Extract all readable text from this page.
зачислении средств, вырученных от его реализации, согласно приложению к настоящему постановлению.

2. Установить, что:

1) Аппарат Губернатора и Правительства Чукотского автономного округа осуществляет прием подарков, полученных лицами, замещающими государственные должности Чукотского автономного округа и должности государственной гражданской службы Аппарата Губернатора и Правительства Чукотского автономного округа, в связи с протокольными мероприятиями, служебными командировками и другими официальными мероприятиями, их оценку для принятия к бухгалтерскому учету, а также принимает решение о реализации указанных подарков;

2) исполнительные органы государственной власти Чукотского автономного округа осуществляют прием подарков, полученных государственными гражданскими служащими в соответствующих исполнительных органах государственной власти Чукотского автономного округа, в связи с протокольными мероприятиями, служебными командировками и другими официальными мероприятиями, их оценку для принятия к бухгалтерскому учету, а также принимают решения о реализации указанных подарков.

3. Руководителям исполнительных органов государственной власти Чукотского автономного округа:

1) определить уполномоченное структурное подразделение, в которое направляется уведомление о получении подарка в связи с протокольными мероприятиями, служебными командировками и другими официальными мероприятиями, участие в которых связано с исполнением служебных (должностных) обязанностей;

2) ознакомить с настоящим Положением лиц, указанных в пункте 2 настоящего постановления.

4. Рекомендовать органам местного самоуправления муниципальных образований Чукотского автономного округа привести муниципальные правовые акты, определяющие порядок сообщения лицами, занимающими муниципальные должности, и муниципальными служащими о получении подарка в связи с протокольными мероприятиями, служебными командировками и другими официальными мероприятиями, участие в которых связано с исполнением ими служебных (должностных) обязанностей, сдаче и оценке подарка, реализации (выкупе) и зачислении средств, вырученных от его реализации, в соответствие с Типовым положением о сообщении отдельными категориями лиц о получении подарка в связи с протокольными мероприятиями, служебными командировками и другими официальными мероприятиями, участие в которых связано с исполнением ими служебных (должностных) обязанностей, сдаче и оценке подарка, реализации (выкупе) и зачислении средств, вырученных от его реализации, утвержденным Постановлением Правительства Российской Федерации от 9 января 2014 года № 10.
* * *
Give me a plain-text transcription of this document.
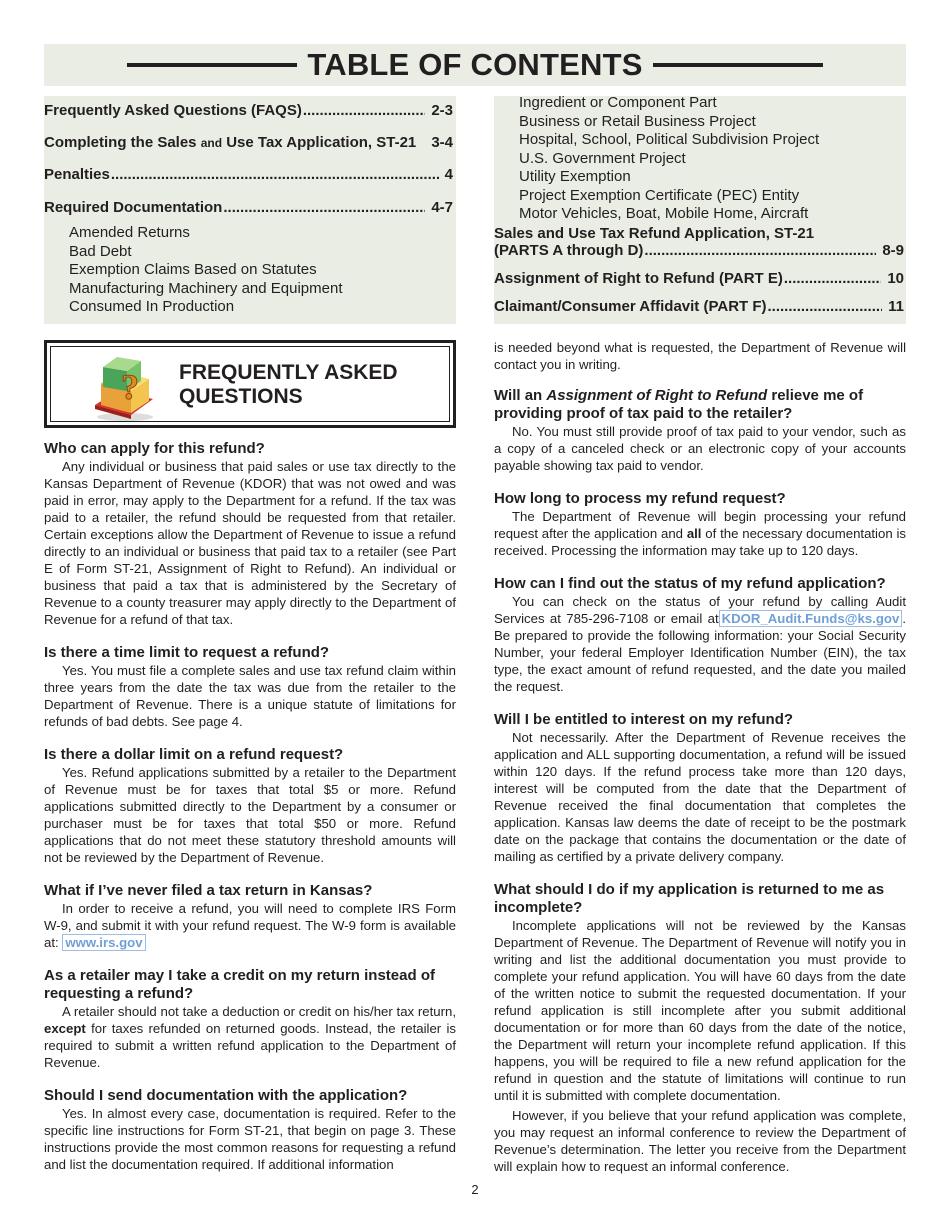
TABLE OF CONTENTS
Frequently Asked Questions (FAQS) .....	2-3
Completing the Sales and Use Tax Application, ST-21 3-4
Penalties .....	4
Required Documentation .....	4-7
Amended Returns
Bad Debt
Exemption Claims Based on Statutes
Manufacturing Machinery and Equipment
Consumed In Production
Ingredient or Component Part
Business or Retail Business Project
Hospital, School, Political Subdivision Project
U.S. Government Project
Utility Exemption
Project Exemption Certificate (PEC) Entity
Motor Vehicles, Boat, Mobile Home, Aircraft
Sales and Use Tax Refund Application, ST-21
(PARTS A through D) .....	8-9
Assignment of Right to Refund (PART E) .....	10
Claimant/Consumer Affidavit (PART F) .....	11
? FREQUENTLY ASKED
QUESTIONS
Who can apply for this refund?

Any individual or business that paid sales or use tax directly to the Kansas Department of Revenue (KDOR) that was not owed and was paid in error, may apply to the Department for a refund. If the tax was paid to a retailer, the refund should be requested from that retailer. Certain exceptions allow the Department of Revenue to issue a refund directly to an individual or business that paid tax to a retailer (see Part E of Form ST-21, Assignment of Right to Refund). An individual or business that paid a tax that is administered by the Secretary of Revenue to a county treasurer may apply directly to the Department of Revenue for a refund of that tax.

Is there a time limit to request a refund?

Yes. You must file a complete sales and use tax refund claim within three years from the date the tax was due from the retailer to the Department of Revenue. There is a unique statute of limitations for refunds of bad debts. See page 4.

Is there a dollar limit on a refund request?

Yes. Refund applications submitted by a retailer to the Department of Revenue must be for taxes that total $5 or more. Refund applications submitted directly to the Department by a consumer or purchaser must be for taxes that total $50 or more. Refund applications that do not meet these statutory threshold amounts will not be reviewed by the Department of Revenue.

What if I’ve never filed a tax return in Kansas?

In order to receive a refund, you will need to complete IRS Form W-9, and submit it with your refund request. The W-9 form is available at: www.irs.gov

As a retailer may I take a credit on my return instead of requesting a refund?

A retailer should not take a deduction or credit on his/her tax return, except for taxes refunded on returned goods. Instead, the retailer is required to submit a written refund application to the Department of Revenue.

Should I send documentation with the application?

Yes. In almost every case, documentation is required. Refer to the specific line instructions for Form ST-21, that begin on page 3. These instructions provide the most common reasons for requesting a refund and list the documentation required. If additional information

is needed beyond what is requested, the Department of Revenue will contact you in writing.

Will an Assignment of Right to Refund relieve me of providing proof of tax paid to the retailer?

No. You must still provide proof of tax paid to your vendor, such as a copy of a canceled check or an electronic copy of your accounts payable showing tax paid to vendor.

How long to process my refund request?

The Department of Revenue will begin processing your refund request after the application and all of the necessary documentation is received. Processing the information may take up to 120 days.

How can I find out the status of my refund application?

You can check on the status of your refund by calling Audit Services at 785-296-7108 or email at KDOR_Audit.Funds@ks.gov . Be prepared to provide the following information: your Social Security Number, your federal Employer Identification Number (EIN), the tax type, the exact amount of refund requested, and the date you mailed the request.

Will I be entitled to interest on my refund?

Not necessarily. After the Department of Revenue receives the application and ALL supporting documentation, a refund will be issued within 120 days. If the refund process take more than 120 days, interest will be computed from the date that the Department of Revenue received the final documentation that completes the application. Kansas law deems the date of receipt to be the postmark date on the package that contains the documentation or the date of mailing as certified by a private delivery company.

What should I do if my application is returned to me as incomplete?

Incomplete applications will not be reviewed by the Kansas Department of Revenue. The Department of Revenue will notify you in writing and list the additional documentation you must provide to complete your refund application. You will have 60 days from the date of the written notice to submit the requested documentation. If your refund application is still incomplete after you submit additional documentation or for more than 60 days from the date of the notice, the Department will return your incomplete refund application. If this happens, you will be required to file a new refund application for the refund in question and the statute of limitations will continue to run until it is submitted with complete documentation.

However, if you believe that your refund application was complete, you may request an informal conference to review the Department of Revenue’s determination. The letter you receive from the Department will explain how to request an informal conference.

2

__Prompt__:
What is the number of lines in these records that contain "taxes"? Reply with the number only.

__Task answer__:
2